_Goal_
Strip the pictures and reproduce the rest of the listing exactly.

_Records to use_
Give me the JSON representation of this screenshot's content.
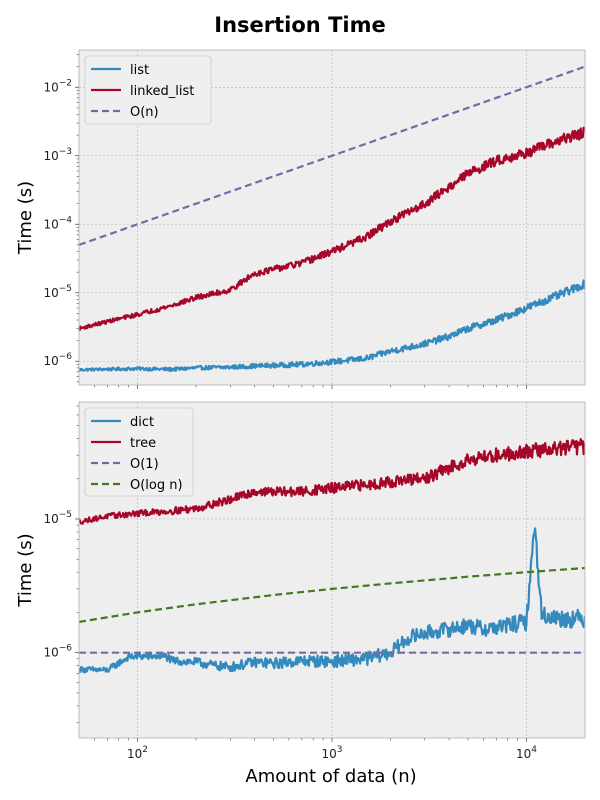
{
  "figure": {
    "title": "Insertion Time",
    "xlabel": "Amount of data (n)"
  },
  "colors": {
    "blue": "#348ABD",
    "red": "#A60628",
    "purple": "#7A68A6",
    "green": "#467821",
    "panel_bg": "#EEEEEE",
    "grid": "#B2B2B2"
  },
  "chart_data": [
    {
      "type": "line",
      "title": "",
      "xlabel": "",
      "ylabel": "Time (s)",
      "xscale": "log",
      "yscale": "log",
      "xlim": [
        50,
        20000
      ],
      "ylim": [
        4.5e-07,
        0.035
      ],
      "xticks": [
        100,
        1000,
        10000
      ],
      "yticks": [
        1e-06,
        1e-05,
        0.0001,
        0.001,
        0.01
      ],
      "grid": true,
      "legend": "top-left",
      "series": [
        {
          "name": "list",
          "color": "#348ABD",
          "style": "solid",
          "x": [
            50,
            60,
            80,
            100,
            150,
            200,
            300,
            400,
            500,
            700,
            1000,
            1500,
            2000,
            3000,
            4000,
            5000,
            7000,
            10000,
            15000,
            20000
          ],
          "y": [
            7.5e-07,
            7.6e-07,
            7.7e-07,
            7.8e-07,
            7.6e-07,
            8e-07,
            8.2e-07,
            8.5e-07,
            8.7e-07,
            9e-07,
            9.8e-07,
            1.1e-06,
            1.4e-06,
            1.8e-06,
            2.3e-06,
            3e-06,
            4e-06,
            6e-06,
            9.5e-06,
            1.35e-05
          ],
          "noise": 0.12
        },
        {
          "name": "linked_list",
          "color": "#A60628",
          "style": "solid",
          "x": [
            50,
            70,
            100,
            150,
            200,
            300,
            400,
            500,
            700,
            1000,
            1500,
            2000,
            3000,
            4000,
            5000,
            7000,
            10000,
            15000,
            20000
          ],
          "y": [
            3e-06,
            3.8e-06,
            4.8e-06,
            6.5e-06,
            8.5e-06,
            1.1e-05,
            1.9e-05,
            2.2e-05,
            2.7e-05,
            4e-05,
            6.5e-05,
            0.00011,
            0.0002,
            0.00035,
            0.00055,
            0.00085,
            0.0011,
            0.0017,
            0.0022
          ],
          "noise": 0.16
        },
        {
          "name": "O(n)",
          "color": "#7A68A6",
          "style": "dashed",
          "x": [
            50,
            20000
          ],
          "y": [
            5e-05,
            0.02
          ]
        }
      ]
    },
    {
      "type": "line",
      "title": "",
      "xlabel": "Amount of data (n)",
      "ylabel": "Time (s)",
      "xscale": "log",
      "yscale": "log",
      "xlim": [
        50,
        20000
      ],
      "ylim": [
        2.3e-07,
        7.5e-05
      ],
      "xticks": [
        100,
        1000,
        10000
      ],
      "xtick_labels": [
        "10^2",
        "10^3",
        "10^4"
      ],
      "yticks": [
        1e-06,
        1e-05
      ],
      "grid": true,
      "legend": "top-left",
      "series": [
        {
          "name": "dict",
          "color": "#348ABD",
          "style": "solid",
          "x": [
            50,
            70,
            90,
            100,
            140,
            150,
            200,
            250,
            300,
            400,
            500,
            700,
            1000,
            1500,
            2000,
            2500,
            3000,
            4000,
            5000,
            6000,
            8000,
            10000,
            11000,
            12000,
            15000,
            20000
          ],
          "y": [
            7.5e-07,
            7.4e-07,
            9.3e-07,
            9.4e-07,
            9.4e-07,
            8.7e-07,
            8.5e-07,
            8e-07,
            7.8e-07,
            8.5e-07,
            8.3e-07,
            8.7e-07,
            8.6e-07,
            9e-07,
            1e-06,
            1.3e-06,
            1.4e-06,
            1.5e-06,
            1.6e-06,
            1.5e-06,
            1.6e-06,
            1.7e-06,
            9e-06,
            1.9e-06,
            1.8e-06,
            1.8e-06
          ],
          "noise": 0.14
        },
        {
          "name": "tree",
          "color": "#A60628",
          "style": "solid",
          "x": [
            50,
            70,
            100,
            150,
            200,
            300,
            400,
            500,
            700,
            1000,
            1500,
            2000,
            3000,
            4000,
            5000,
            7000,
            10000,
            15000,
            20000
          ],
          "y": [
            9.5e-06,
            1.05e-05,
            1.1e-05,
            1.15e-05,
            1.2e-05,
            1.4e-05,
            1.6e-05,
            1.6e-05,
            1.6e-05,
            1.7e-05,
            1.8e-05,
            1.9e-05,
            2e-05,
            2.4e-05,
            2.8e-05,
            3e-05,
            3.2e-05,
            3.4e-05,
            3.5e-05
          ],
          "noise": 0.12
        },
        {
          "name": "O(1)",
          "color": "#7A68A6",
          "style": "dashed",
          "x": [
            50,
            20000
          ],
          "y": [
            1e-06,
            1e-06
          ]
        },
        {
          "name": "O(log n)",
          "color": "#467821",
          "style": "dashed",
          "x": [
            50,
            100,
            200,
            500,
            1000,
            2000,
            5000,
            10000,
            20000
          ],
          "y": [
            1.7e-06,
            2e-06,
            2.3e-06,
            2.7e-06,
            3e-06,
            3.3e-06,
            3.7e-06,
            4e-06,
            4.3e-06
          ]
        }
      ]
    }
  ]
}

_Output for this task_
Give me the JSON representation of this screenshot's content.
{
  "figure": {
    "title": "Insertion Time",
    "xlabel": "Amount of data (n)"
  },
  "colors": {
    "blue": "#348ABD",
    "red": "#A60628",
    "purple": "#7A68A6",
    "green": "#467821",
    "panel_bg": "#EEEEEE",
    "grid": "#B2B2B2"
  },
  "chart_data": [
    {
      "type": "line",
      "title": "",
      "xlabel": "",
      "ylabel": "Time (s)",
      "xscale": "log",
      "yscale": "log",
      "xlim": [
        50,
        20000
      ],
      "ylim": [
        4.5e-07,
        0.035
      ],
      "xticks": [
        100,
        1000,
        10000
      ],
      "yticks": [
        1e-06,
        1e-05,
        0.0001,
        0.001,
        0.01
      ],
      "grid": true,
      "legend": "top-left",
      "series": [
        {
          "name": "list",
          "color": "#348ABD",
          "style": "solid",
          "x": [
            50,
            60,
            80,
            100,
            150,
            200,
            300,
            400,
            500,
            700,
            1000,
            1500,
            2000,
            3000,
            4000,
            5000,
            7000,
            10000,
            15000,
            20000
          ],
          "y": [
            7.5e-07,
            7.6e-07,
            7.7e-07,
            7.8e-07,
            7.6e-07,
            8e-07,
            8.2e-07,
            8.5e-07,
            8.7e-07,
            9e-07,
            9.8e-07,
            1.1e-06,
            1.4e-06,
            1.8e-06,
            2.3e-06,
            3e-06,
            4e-06,
            6e-06,
            9.5e-06,
            1.35e-05
          ],
          "noise": 0.12
        },
        {
          "name": "linked_list",
          "color": "#A60628",
          "style": "solid",
          "x": [
            50,
            70,
            100,
            150,
            200,
            300,
            400,
            500,
            700,
            1000,
            1500,
            2000,
            3000,
            4000,
            5000,
            7000,
            10000,
            15000,
            20000
          ],
          "y": [
            3e-06,
            3.8e-06,
            4.8e-06,
            6.5e-06,
            8.5e-06,
            1.1e-05,
            1.9e-05,
            2.2e-05,
            2.7e-05,
            4e-05,
            6.5e-05,
            0.00011,
            0.0002,
            0.00035,
            0.00055,
            0.00085,
            0.0011,
            0.0017,
            0.0022
          ],
          "noise": 0.16
        },
        {
          "name": "O(n)",
          "color": "#7A68A6",
          "style": "dashed",
          "x": [
            50,
            20000
          ],
          "y": [
            5e-05,
            0.02
          ]
        }
      ]
    },
    {
      "type": "line",
      "title": "",
      "xlabel": "Amount of data (n)",
      "ylabel": "Time (s)",
      "xscale": "log",
      "yscale": "log",
      "xlim": [
        50,
        20000
      ],
      "ylim": [
        2.3e-07,
        7.5e-05
      ],
      "xticks": [
        100,
        1000,
        10000
      ],
      "xtick_labels": [
        "10^2",
        "10^3",
        "10^4"
      ],
      "yticks": [
        1e-06,
        1e-05
      ],
      "grid": true,
      "legend": "top-left",
      "series": [
        {
          "name": "dict",
          "color": "#348ABD",
          "style": "solid",
          "x": [
            50,
            70,
            90,
            100,
            140,
            150,
            200,
            250,
            300,
            400,
            500,
            700,
            1000,
            1500,
            2000,
            2500,
            3000,
            4000,
            5000,
            6000,
            8000,
            10000,
            11000,
            12000,
            15000,
            20000
          ],
          "y": [
            7.5e-07,
            7.4e-07,
            9.3e-07,
            9.4e-07,
            9.4e-07,
            8.7e-07,
            8.5e-07,
            8e-07,
            7.8e-07,
            8.5e-07,
            8.3e-07,
            8.7e-07,
            8.6e-07,
            9e-07,
            1e-06,
            1.3e-06,
            1.4e-06,
            1.5e-06,
            1.6e-06,
            1.5e-06,
            1.6e-06,
            1.7e-06,
            9e-06,
            1.9e-06,
            1.8e-06,
            1.8e-06
          ],
          "noise": 0.14
        },
        {
          "name": "tree",
          "color": "#A60628",
          "style": "solid",
          "x": [
            50,
            70,
            100,
            150,
            200,
            300,
            400,
            500,
            700,
            1000,
            1500,
            2000,
            3000,
            4000,
            5000,
            7000,
            10000,
            15000,
            20000
          ],
          "y": [
            9.5e-06,
            1.05e-05,
            1.1e-05,
            1.15e-05,
            1.2e-05,
            1.4e-05,
            1.6e-05,
            1.6e-05,
            1.6e-05,
            1.7e-05,
            1.8e-05,
            1.9e-05,
            2e-05,
            2.4e-05,
            2.8e-05,
            3e-05,
            3.2e-05,
            3.4e-05,
            3.5e-05
          ],
          "noise": 0.12
        },
        {
          "name": "O(1)",
          "color": "#7A68A6",
          "style": "dashed",
          "x": [
            50,
            20000
          ],
          "y": [
            1e-06,
            1e-06
          ]
        },
        {
          "name": "O(log n)",
          "color": "#467821",
          "style": "dashed",
          "x": [
            50,
            100,
            200,
            500,
            1000,
            2000,
            5000,
            10000,
            20000
          ],
          "y": [
            1.7e-06,
            2e-06,
            2.3e-06,
            2.7e-06,
            3e-06,
            3.3e-06,
            3.7e-06,
            4e-06,
            4.3e-06
          ]
        }
      ]
    }
  ]
}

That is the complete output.